**Required work:**
A verbatim copy of the records is required, with all pictures left out.

**Entries shown:**
***
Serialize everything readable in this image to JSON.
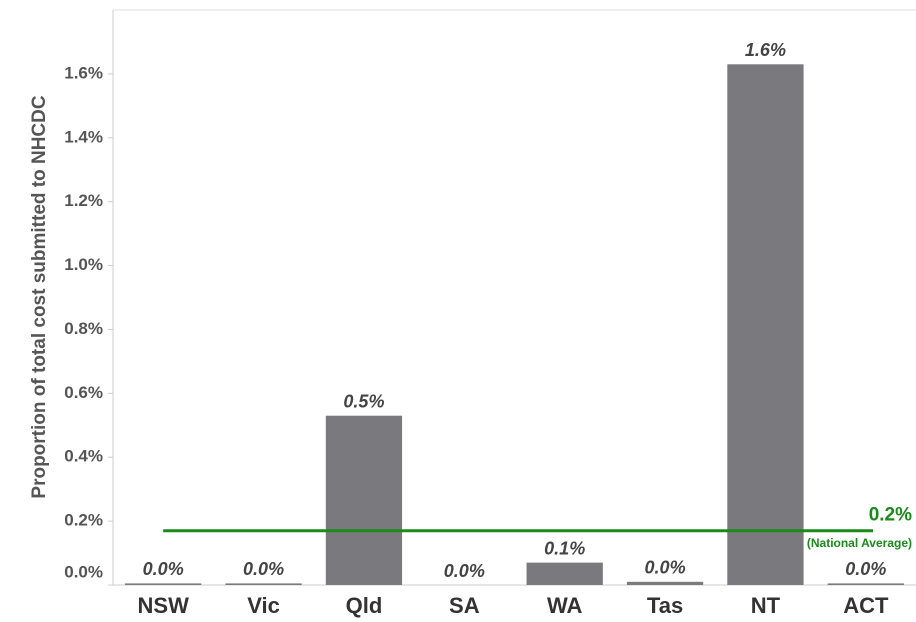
{
  "chart_data": {
    "type": "bar",
    "y_label": "Proportion of total cost submitted to NHCDC",
    "categories": [
      "NSW",
      "Vic",
      "Qld",
      "SA",
      "WA",
      "Tas",
      "NT",
      "ACT"
    ],
    "values": [
      0.005,
      0.005,
      0.53,
      0,
      0.07,
      0.01,
      1.63,
      0.005
    ],
    "value_labels": [
      "0.0%",
      "0.0%",
      "0.5%",
      "0.0%",
      "0.1%",
      "0.0%",
      "1.6%",
      "0.0%"
    ],
    "color": "#7a7a7e",
    "ylim": [
      0,
      1.8
    ],
    "yticks": [
      {
        "value": 0,
        "label": "0.0%"
      },
      {
        "value": 0.2,
        "label": "0.2%"
      },
      {
        "value": 0.4,
        "label": "0.4%"
      },
      {
        "value": 0.6,
        "label": "0.6%"
      },
      {
        "value": 0.8,
        "label": "0.8%"
      },
      {
        "value": 1.0,
        "label": "1.0%"
      },
      {
        "value": 1.2,
        "label": "1.2%"
      },
      {
        "value": 1.4,
        "label": "1.4%"
      },
      {
        "value": 1.6,
        "label": "1.6%"
      }
    ],
    "reference_line": {
      "value": 0.17,
      "label": "0.2%",
      "sublabel": "(National Average)",
      "color": "#1a8a1a"
    }
  }
}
***
**Output for this exercise:**
Serialize everything readable in this image to JSON.
{
  "chart_data": {
    "type": "bar",
    "y_label": "Proportion of total cost submitted to NHCDC",
    "categories": [
      "NSW",
      "Vic",
      "Qld",
      "SA",
      "WA",
      "Tas",
      "NT",
      "ACT"
    ],
    "values": [
      0.005,
      0.005,
      0.53,
      0,
      0.07,
      0.01,
      1.63,
      0.005
    ],
    "value_labels": [
      "0.0%",
      "0.0%",
      "0.5%",
      "0.0%",
      "0.1%",
      "0.0%",
      "1.6%",
      "0.0%"
    ],
    "color": "#7a7a7e",
    "ylim": [
      0,
      1.8
    ],
    "yticks": [
      {
        "value": 0,
        "label": "0.0%"
      },
      {
        "value": 0.2,
        "label": "0.2%"
      },
      {
        "value": 0.4,
        "label": "0.4%"
      },
      {
        "value": 0.6,
        "label": "0.6%"
      },
      {
        "value": 0.8,
        "label": "0.8%"
      },
      {
        "value": 1.0,
        "label": "1.0%"
      },
      {
        "value": 1.2,
        "label": "1.2%"
      },
      {
        "value": 1.4,
        "label": "1.4%"
      },
      {
        "value": 1.6,
        "label": "1.6%"
      }
    ],
    "reference_line": {
      "value": 0.17,
      "label": "0.2%",
      "sublabel": "(National Average)",
      "color": "#1a8a1a"
    }
  }
}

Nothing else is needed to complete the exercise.